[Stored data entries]
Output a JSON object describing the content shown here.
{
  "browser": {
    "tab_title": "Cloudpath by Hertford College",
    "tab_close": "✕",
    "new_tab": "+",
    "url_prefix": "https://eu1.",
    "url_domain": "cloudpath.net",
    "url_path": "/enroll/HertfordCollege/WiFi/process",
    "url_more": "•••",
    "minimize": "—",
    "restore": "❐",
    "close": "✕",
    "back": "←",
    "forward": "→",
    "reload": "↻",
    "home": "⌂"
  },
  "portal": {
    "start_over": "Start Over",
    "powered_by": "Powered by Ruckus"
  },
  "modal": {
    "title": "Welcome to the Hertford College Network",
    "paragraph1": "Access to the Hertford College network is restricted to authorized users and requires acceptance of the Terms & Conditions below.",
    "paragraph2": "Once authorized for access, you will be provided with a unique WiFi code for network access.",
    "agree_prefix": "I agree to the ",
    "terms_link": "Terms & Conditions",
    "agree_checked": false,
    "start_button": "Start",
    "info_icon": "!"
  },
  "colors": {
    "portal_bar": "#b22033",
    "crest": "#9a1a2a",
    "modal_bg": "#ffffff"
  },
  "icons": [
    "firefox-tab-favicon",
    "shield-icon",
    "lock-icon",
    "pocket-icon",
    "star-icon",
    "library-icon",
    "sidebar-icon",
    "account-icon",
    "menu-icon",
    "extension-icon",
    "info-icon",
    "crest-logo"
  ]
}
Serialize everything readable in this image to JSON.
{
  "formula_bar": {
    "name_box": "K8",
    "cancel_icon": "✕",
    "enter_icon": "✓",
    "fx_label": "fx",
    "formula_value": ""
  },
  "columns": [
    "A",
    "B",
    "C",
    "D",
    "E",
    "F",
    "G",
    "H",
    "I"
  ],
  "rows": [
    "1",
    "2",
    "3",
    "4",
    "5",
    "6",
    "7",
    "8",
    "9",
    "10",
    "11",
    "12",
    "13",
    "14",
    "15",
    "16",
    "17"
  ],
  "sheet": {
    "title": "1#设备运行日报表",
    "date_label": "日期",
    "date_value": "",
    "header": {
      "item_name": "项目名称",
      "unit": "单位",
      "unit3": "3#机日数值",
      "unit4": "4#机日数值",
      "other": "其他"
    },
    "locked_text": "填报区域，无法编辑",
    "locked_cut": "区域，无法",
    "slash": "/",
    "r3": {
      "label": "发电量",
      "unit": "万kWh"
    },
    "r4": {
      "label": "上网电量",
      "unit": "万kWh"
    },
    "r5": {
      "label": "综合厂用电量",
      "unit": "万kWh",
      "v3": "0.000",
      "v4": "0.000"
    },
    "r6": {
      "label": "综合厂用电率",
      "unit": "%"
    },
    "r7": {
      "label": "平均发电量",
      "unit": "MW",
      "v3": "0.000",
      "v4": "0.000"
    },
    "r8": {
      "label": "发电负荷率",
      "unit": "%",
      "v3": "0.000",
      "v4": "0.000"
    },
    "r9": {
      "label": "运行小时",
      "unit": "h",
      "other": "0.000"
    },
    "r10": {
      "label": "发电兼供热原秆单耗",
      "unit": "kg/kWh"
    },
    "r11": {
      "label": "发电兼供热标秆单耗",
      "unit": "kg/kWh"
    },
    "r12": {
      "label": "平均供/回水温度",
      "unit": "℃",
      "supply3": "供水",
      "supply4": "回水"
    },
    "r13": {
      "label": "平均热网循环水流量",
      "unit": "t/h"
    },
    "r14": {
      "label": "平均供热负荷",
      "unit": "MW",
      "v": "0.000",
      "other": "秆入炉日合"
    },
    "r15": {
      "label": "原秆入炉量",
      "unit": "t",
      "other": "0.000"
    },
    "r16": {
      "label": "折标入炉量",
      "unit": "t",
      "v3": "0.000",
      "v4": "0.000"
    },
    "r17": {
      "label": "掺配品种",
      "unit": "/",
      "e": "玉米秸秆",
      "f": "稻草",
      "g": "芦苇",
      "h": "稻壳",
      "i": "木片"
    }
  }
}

§ **AIM**: Search the data above for the string "JSON" and copy each line that has it.

§ **FINISHED EXERCISE**:
Output a JSON object describing the content shown here.
Serialize everything readable in this image to JSON.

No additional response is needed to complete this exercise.